[BEGIN Information provided]

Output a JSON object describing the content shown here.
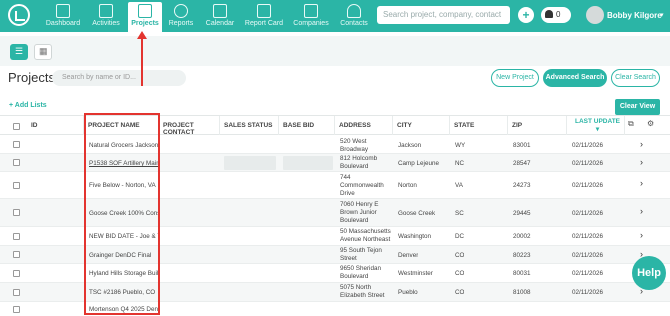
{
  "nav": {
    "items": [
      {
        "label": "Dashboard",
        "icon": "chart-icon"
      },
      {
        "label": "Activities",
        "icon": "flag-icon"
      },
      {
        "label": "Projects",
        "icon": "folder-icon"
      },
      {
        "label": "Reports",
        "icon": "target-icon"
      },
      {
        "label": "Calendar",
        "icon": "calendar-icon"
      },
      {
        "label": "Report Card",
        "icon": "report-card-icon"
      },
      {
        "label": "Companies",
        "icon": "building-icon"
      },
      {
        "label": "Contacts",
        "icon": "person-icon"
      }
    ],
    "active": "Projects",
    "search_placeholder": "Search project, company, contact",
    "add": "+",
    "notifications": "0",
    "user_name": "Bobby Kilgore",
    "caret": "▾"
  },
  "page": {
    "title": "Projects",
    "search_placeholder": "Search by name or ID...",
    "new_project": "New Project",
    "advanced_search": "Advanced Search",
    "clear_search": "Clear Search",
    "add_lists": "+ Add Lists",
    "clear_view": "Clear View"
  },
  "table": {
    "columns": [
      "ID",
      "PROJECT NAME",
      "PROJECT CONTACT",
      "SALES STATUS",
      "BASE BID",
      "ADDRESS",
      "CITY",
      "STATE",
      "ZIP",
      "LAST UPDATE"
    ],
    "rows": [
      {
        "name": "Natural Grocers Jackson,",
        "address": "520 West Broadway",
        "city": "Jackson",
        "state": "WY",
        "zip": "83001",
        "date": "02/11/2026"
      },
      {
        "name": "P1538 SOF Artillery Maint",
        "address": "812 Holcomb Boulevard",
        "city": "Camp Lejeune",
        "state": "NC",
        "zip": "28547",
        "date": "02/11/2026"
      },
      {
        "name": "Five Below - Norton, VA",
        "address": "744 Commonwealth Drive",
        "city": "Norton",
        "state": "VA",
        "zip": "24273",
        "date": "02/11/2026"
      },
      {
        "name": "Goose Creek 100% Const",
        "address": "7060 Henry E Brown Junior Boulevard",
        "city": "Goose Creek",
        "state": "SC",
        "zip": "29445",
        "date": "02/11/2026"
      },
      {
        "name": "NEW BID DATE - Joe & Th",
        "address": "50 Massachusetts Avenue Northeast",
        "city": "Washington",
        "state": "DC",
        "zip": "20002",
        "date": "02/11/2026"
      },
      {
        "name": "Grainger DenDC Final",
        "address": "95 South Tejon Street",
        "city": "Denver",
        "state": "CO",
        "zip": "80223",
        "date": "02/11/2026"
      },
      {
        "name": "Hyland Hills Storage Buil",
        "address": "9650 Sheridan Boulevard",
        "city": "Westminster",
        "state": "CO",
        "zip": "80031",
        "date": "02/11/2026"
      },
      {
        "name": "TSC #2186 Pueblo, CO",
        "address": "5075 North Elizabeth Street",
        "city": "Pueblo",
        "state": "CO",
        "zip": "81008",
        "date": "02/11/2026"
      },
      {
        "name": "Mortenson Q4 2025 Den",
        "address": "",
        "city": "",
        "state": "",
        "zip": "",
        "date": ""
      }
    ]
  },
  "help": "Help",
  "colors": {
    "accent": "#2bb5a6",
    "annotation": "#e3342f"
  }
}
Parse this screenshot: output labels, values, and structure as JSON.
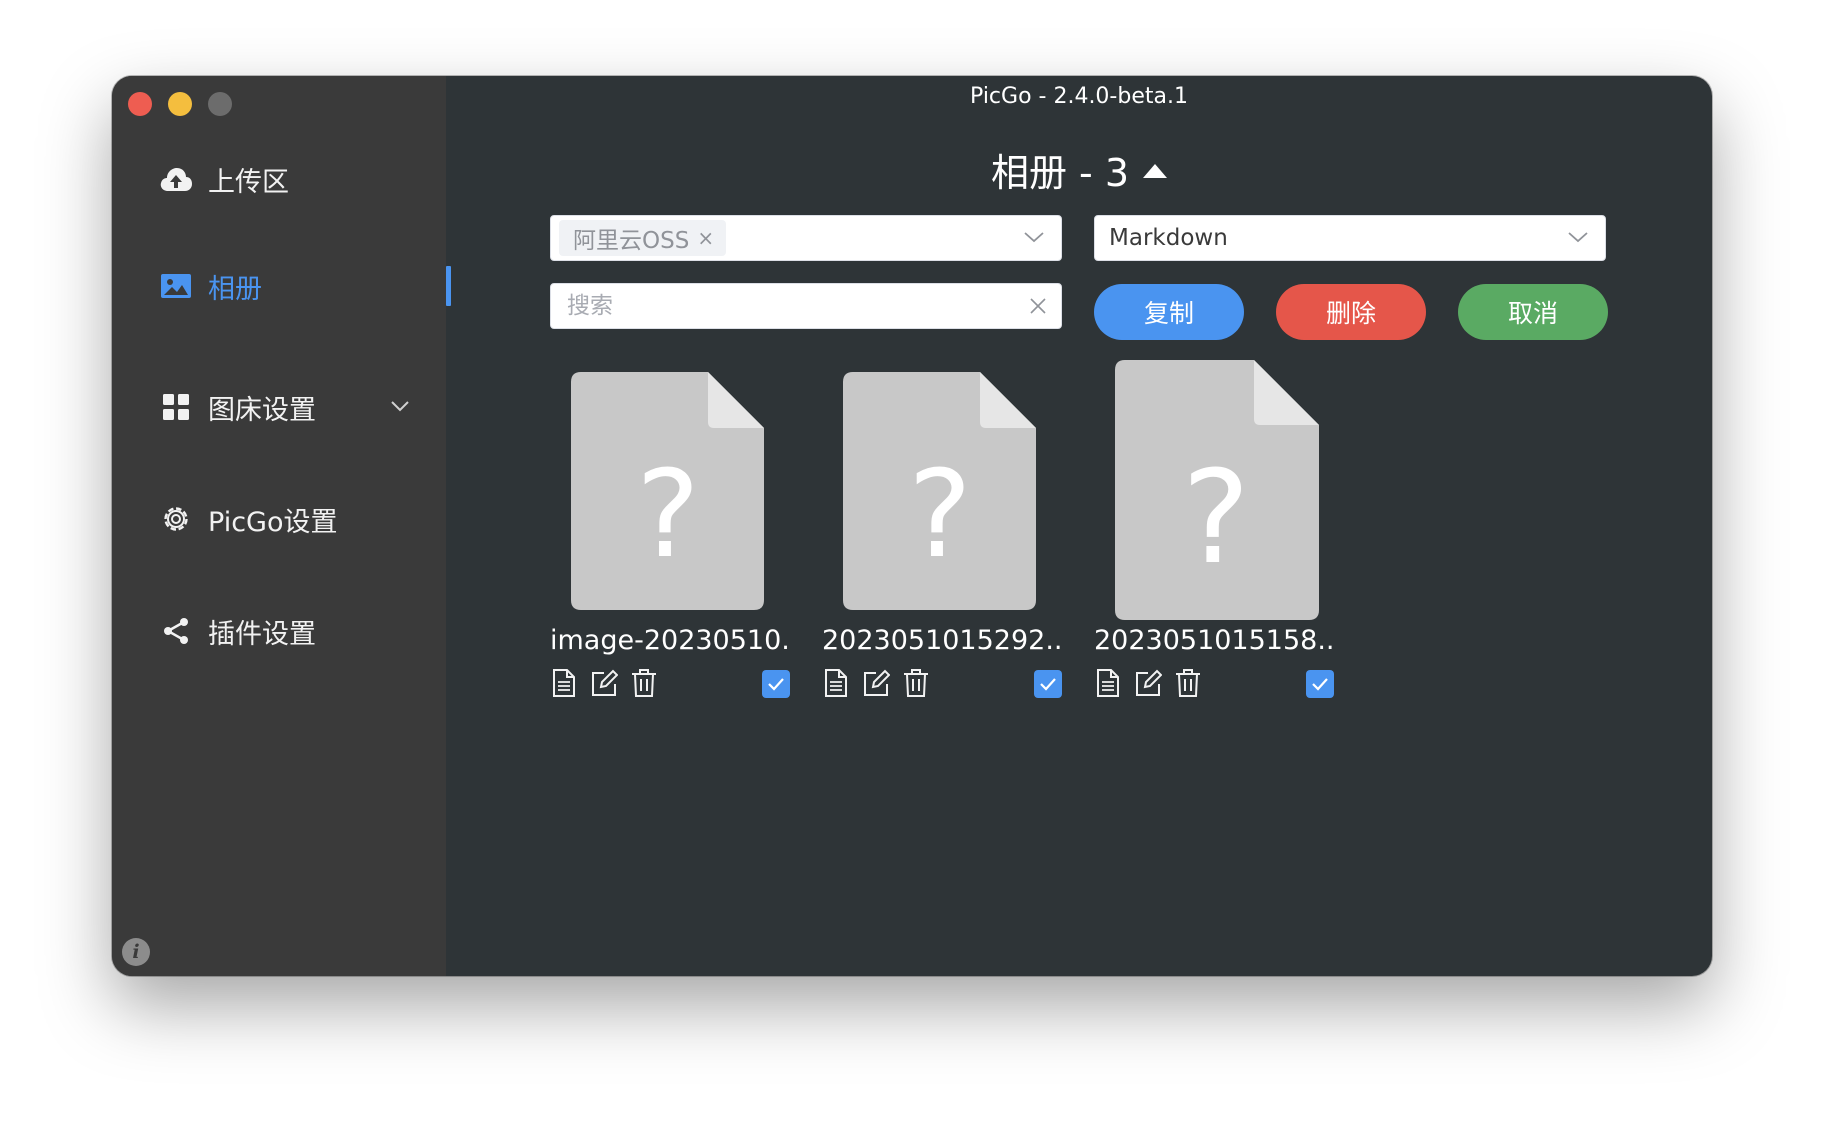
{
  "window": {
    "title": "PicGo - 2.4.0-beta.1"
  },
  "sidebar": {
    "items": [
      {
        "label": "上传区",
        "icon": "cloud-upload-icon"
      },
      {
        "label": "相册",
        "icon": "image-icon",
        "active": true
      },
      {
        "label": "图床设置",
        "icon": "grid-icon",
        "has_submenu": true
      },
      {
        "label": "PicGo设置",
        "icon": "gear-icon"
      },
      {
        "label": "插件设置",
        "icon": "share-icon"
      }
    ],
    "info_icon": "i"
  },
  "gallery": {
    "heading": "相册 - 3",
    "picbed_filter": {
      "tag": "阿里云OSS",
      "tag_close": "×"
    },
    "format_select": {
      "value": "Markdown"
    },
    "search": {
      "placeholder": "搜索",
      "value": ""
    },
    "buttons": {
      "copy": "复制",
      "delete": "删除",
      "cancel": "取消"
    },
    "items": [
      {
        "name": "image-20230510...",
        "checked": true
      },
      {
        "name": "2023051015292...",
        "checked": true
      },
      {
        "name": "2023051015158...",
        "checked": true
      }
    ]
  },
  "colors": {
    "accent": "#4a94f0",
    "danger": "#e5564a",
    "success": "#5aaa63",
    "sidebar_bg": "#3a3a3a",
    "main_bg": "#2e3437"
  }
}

[END Information provided]
[BEGIN Information provided]

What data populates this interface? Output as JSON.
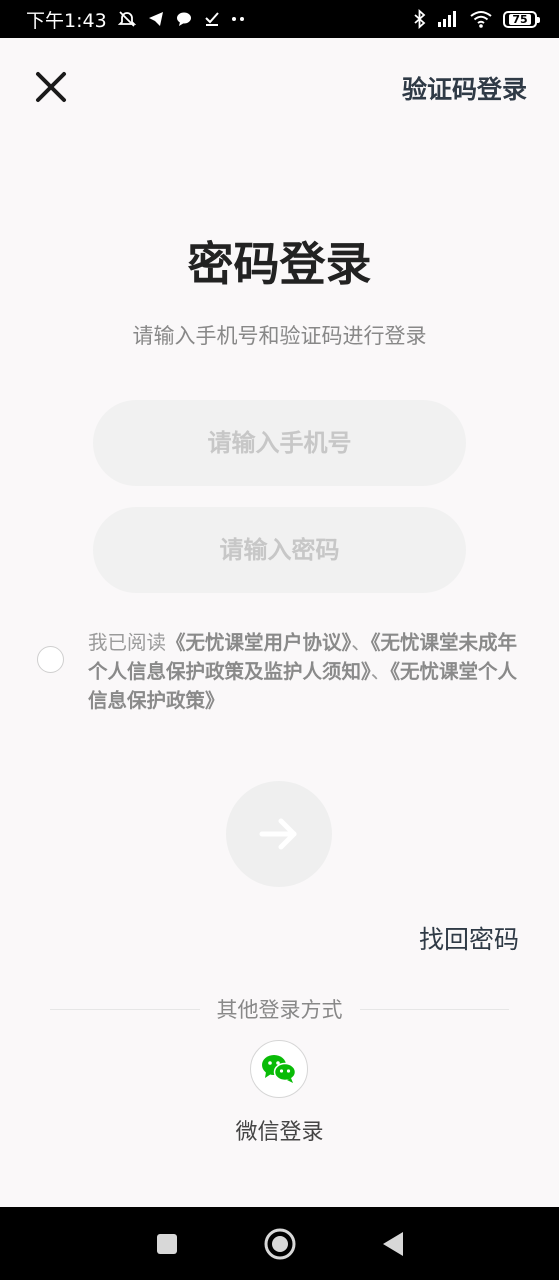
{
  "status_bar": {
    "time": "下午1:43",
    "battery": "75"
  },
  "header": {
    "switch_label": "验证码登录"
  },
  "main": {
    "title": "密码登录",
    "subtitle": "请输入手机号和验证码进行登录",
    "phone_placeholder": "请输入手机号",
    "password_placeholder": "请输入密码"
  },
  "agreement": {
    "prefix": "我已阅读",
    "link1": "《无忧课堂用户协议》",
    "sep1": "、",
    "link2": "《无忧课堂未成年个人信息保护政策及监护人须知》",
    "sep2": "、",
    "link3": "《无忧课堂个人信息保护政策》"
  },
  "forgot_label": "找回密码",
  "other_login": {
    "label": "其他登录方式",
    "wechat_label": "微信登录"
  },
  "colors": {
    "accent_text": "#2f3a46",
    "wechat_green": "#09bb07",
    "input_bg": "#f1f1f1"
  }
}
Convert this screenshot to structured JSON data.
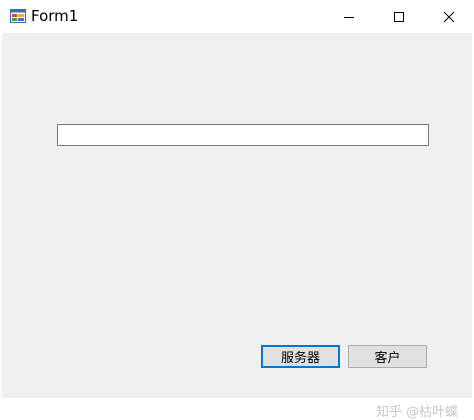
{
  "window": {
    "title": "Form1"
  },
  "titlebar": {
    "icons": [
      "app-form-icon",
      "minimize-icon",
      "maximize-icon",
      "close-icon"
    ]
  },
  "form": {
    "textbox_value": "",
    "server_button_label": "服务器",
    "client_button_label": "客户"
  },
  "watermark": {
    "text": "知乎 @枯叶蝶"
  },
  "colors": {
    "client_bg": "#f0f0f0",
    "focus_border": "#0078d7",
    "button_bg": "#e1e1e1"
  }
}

[END Information provided]
[BEGIN Information provided]

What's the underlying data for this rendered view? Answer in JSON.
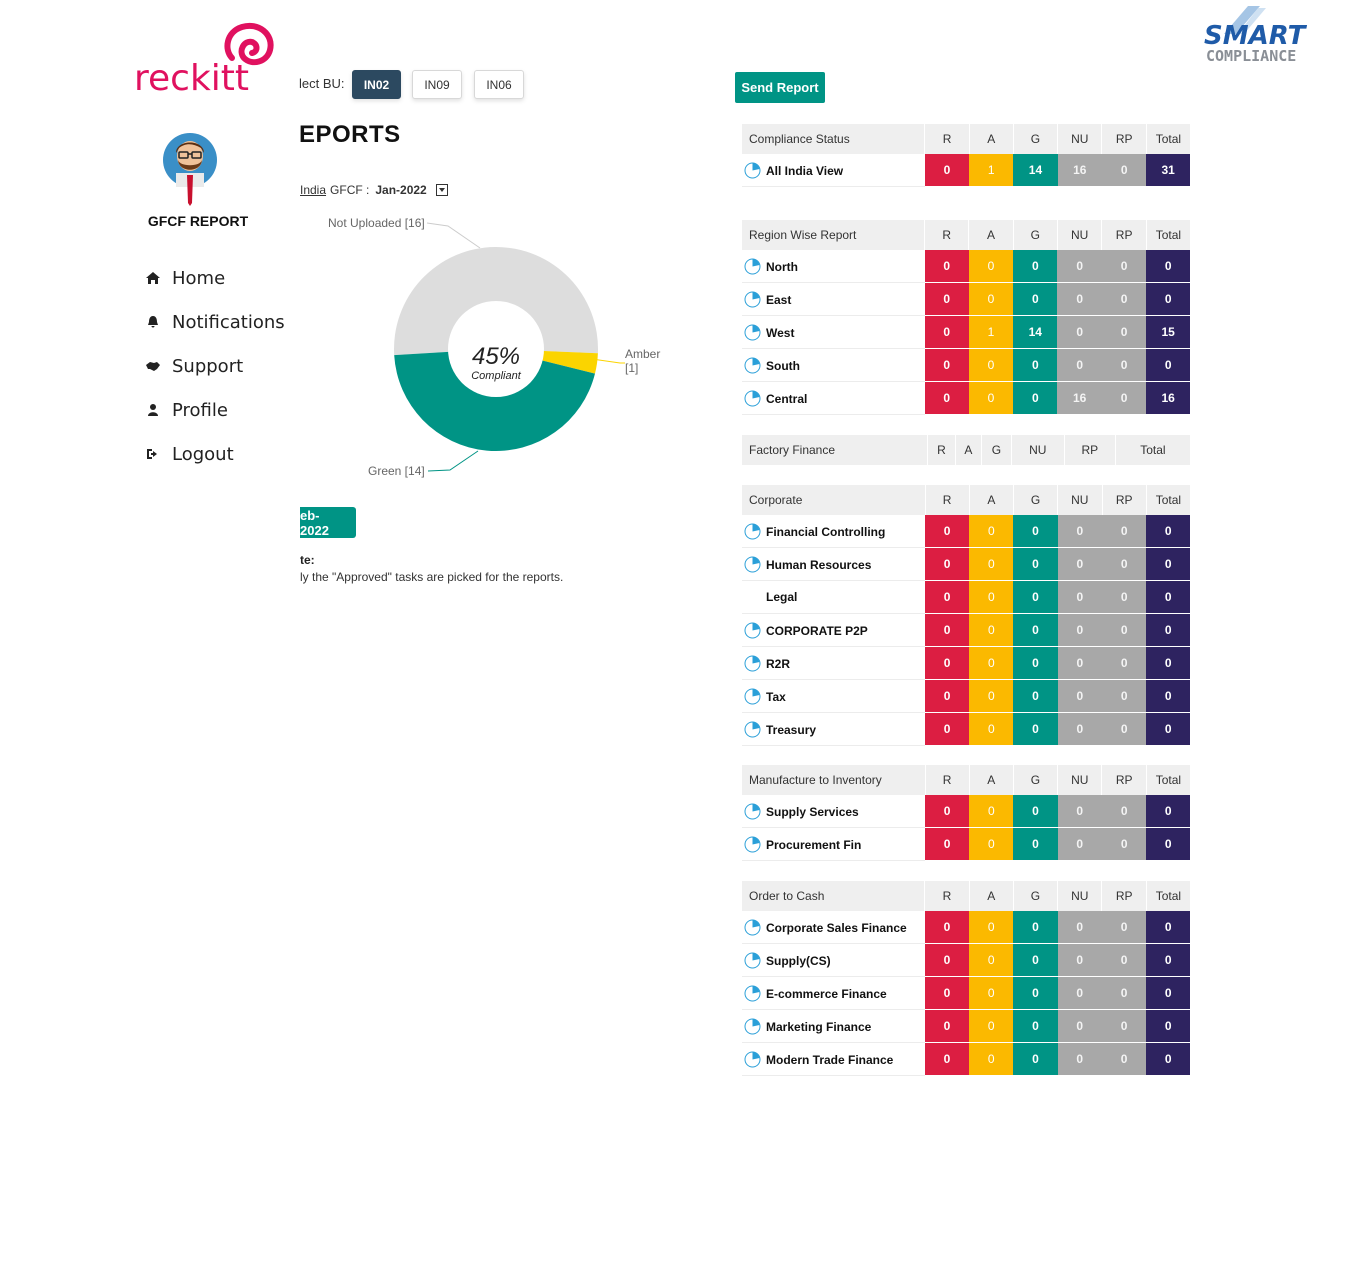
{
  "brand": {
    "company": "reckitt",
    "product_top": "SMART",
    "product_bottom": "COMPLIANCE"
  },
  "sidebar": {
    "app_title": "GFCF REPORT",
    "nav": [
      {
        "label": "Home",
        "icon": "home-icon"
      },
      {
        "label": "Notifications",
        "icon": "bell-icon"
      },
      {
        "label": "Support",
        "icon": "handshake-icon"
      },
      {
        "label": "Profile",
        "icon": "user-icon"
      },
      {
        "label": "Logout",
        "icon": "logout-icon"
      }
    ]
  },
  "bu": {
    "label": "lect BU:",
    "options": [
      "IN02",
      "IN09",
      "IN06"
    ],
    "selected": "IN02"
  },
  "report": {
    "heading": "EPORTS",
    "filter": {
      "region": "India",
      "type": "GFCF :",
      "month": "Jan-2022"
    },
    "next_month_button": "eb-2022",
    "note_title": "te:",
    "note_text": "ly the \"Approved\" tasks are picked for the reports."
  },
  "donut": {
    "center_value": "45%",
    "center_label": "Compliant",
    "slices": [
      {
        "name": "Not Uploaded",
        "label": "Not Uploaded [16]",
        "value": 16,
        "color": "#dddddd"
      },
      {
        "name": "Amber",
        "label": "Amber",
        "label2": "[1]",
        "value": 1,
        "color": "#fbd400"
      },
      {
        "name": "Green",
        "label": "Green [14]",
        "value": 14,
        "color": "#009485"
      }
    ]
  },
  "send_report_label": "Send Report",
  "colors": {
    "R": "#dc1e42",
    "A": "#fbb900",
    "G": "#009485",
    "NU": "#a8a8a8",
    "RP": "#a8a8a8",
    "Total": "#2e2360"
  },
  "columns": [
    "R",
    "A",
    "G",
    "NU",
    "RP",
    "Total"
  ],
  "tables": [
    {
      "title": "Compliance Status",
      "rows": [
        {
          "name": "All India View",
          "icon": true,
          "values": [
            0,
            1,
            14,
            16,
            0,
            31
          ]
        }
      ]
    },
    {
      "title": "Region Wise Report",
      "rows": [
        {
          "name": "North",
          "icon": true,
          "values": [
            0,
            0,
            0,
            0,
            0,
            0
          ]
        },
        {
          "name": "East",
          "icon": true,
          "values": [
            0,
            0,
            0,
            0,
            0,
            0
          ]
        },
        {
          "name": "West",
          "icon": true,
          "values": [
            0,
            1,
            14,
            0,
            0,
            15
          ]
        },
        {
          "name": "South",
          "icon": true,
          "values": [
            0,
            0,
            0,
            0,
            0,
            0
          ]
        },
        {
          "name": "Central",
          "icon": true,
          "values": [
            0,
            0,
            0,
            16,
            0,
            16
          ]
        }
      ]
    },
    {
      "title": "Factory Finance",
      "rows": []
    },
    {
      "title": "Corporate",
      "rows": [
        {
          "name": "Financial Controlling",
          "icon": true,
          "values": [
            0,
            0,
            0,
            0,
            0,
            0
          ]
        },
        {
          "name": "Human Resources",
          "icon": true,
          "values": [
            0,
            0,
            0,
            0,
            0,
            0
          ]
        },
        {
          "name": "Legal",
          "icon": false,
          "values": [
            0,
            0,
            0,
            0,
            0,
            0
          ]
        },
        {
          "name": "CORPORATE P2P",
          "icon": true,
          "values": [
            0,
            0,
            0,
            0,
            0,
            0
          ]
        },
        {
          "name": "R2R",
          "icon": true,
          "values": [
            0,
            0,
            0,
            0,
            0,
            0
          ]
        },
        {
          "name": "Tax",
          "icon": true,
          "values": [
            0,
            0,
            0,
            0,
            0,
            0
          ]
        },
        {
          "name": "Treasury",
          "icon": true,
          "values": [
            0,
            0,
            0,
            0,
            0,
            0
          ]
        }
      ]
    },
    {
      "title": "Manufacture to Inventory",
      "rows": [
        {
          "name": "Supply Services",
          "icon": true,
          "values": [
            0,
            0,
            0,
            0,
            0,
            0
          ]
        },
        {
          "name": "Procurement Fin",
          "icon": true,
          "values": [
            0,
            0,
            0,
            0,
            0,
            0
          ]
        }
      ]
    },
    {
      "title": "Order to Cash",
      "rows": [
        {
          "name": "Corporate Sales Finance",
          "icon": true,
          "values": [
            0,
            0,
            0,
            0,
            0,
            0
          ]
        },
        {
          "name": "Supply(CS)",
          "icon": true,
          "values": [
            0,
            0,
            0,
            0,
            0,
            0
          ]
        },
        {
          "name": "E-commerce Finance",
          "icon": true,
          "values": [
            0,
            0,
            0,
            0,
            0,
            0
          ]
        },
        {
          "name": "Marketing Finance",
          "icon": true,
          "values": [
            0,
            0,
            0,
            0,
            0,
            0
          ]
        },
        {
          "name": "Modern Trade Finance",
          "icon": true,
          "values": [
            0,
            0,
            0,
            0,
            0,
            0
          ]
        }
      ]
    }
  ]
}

[END Information provided]

**Request:** Going through the data, tally the lines containing "screenshot" and report only the result.

**Task output:** 2